### [INSTRUCTIONS FOR THE TASK]
Output every entry exactly as written, but omit the pictures.

[Stored dataset items]
- - - - - - -

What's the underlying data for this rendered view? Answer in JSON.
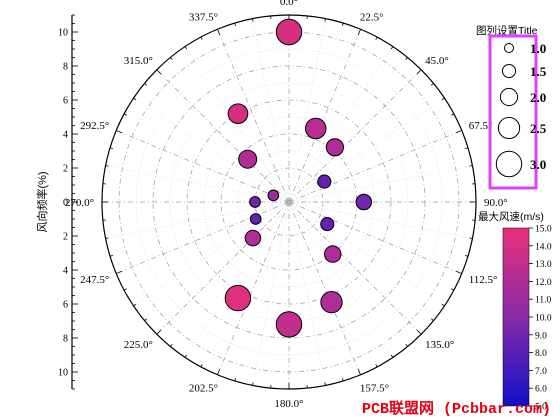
{
  "chart_data": {
    "type": "polar-bubble",
    "ylabel": "风向频率(%)",
    "radial_range": [
      0,
      11
    ],
    "radial_ticks": [
      0,
      2,
      4,
      6,
      8,
      10
    ],
    "angle_ticks": [
      "0.0°",
      "22.5°",
      "45.0°",
      "67.5°",
      "90.0°",
      "112.5°",
      "135.0°",
      "157.5°",
      "180.0°",
      "202.5°",
      "225.0°",
      "247.5°",
      "270.0°",
      "292.5°",
      "315.0°",
      "337.5°"
    ],
    "points": [
      {
        "angle": 0,
        "r": 10.0,
        "size": 3.0,
        "color_value": 14.0
      },
      {
        "angle": 20,
        "r": 4.6,
        "size": 2.4,
        "color_value": 12.5
      },
      {
        "angle": 40,
        "r": 4.2,
        "size": 2.0,
        "color_value": 12.0
      },
      {
        "angle": 60,
        "r": 2.4,
        "size": 1.5,
        "color_value": 8.5
      },
      {
        "angle": 90,
        "r": 4.4,
        "size": 1.8,
        "color_value": 9.0
      },
      {
        "angle": 120,
        "r": 2.6,
        "size": 1.5,
        "color_value": 8.5
      },
      {
        "angle": 140,
        "r": 4.0,
        "size": 1.9,
        "color_value": 12.0
      },
      {
        "angle": 157,
        "r": 6.4,
        "size": 2.5,
        "color_value": 12.0
      },
      {
        "angle": 180,
        "r": 7.2,
        "size": 3.0,
        "color_value": 13.0
      },
      {
        "angle": 208,
        "r": 6.4,
        "size": 3.0,
        "color_value": 14.5
      },
      {
        "angle": 225,
        "r": 3.0,
        "size": 1.8,
        "color_value": 12.0
      },
      {
        "angle": 243,
        "r": 2.2,
        "size": 1.2,
        "color_value": 8.5
      },
      {
        "angle": 270,
        "r": 2.0,
        "size": 1.2,
        "color_value": 9.0
      },
      {
        "angle": 293,
        "r": 1.0,
        "size": 1.2,
        "color_value": 11.0
      },
      {
        "angle": 316,
        "r": 3.5,
        "size": 2.1,
        "color_value": 12.0
      },
      {
        "angle": 330,
        "r": 6.0,
        "size": 2.3,
        "color_value": 14.0
      }
    ],
    "size_legend": {
      "title": "图列设置Title",
      "values": [
        1.0,
        1.5,
        2.0,
        2.5,
        3.0
      ],
      "labels": [
        "1.0",
        "1.5",
        "2.0",
        "2.5",
        "3.0"
      ],
      "frame_color": "#e040fb"
    },
    "colorbar": {
      "title": "最大风速(m/s)",
      "range": [
        5.0,
        15.0
      ],
      "tick_labels": [
        "15.0",
        "14.0",
        "13.0",
        "12.0",
        "11.0",
        "10.0",
        "9.0",
        "8.0",
        "7.0",
        "6.0",
        "5.0"
      ],
      "color_low": "#1010c8",
      "color_mid": "#8a2aa8",
      "color_high": "#e8307a"
    }
  },
  "watermark": "PCB联盟网 (Pcbbar.com)"
}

- - - - - - -

### [FINAL RESULT]
What's the underlying data for this rendered view? Answer in JSON.
{
  "chart_data": {
    "type": "polar-bubble",
    "ylabel": "风向频率(%)",
    "radial_range": [
      0,
      11
    ],
    "radial_ticks": [
      0,
      2,
      4,
      6,
      8,
      10
    ],
    "angle_ticks": [
      "0.0°",
      "22.5°",
      "45.0°",
      "67.5°",
      "90.0°",
      "112.5°",
      "135.0°",
      "157.5°",
      "180.0°",
      "202.5°",
      "225.0°",
      "247.5°",
      "270.0°",
      "292.5°",
      "315.0°",
      "337.5°"
    ],
    "points": [
      {
        "angle": 0,
        "r": 10.0,
        "size": 3.0,
        "color_value": 14.0
      },
      {
        "angle": 20,
        "r": 4.6,
        "size": 2.4,
        "color_value": 12.5
      },
      {
        "angle": 40,
        "r": 4.2,
        "size": 2.0,
        "color_value": 12.0
      },
      {
        "angle": 60,
        "r": 2.4,
        "size": 1.5,
        "color_value": 8.5
      },
      {
        "angle": 90,
        "r": 4.4,
        "size": 1.8,
        "color_value": 9.0
      },
      {
        "angle": 120,
        "r": 2.6,
        "size": 1.5,
        "color_value": 8.5
      },
      {
        "angle": 140,
        "r": 4.0,
        "size": 1.9,
        "color_value": 12.0
      },
      {
        "angle": 157,
        "r": 6.4,
        "size": 2.5,
        "color_value": 12.0
      },
      {
        "angle": 180,
        "r": 7.2,
        "size": 3.0,
        "color_value": 13.0
      },
      {
        "angle": 208,
        "r": 6.4,
        "size": 3.0,
        "color_value": 14.5
      },
      {
        "angle": 225,
        "r": 3.0,
        "size": 1.8,
        "color_value": 12.0
      },
      {
        "angle": 243,
        "r": 2.2,
        "size": 1.2,
        "color_value": 8.5
      },
      {
        "angle": 270,
        "r": 2.0,
        "size": 1.2,
        "color_value": 9.0
      },
      {
        "angle": 293,
        "r": 1.0,
        "size": 1.2,
        "color_value": 11.0
      },
      {
        "angle": 316,
        "r": 3.5,
        "size": 2.1,
        "color_value": 12.0
      },
      {
        "angle": 330,
        "r": 6.0,
        "size": 2.3,
        "color_value": 14.0
      }
    ],
    "size_legend": {
      "title": "图列设置Title",
      "values": [
        1.0,
        1.5,
        2.0,
        2.5,
        3.0
      ],
      "labels": [
        "1.0",
        "1.5",
        "2.0",
        "2.5",
        "3.0"
      ],
      "frame_color": "#e040fb"
    },
    "colorbar": {
      "title": "最大风速(m/s)",
      "range": [
        5.0,
        15.0
      ],
      "tick_labels": [
        "15.0",
        "14.0",
        "13.0",
        "12.0",
        "11.0",
        "10.0",
        "9.0",
        "8.0",
        "7.0",
        "6.0",
        "5.0"
      ],
      "color_low": "#1010c8",
      "color_mid": "#8a2aa8",
      "color_high": "#e8307a"
    }
  },
  "watermark": "PCB联盟网 (Pcbbar.com)"
}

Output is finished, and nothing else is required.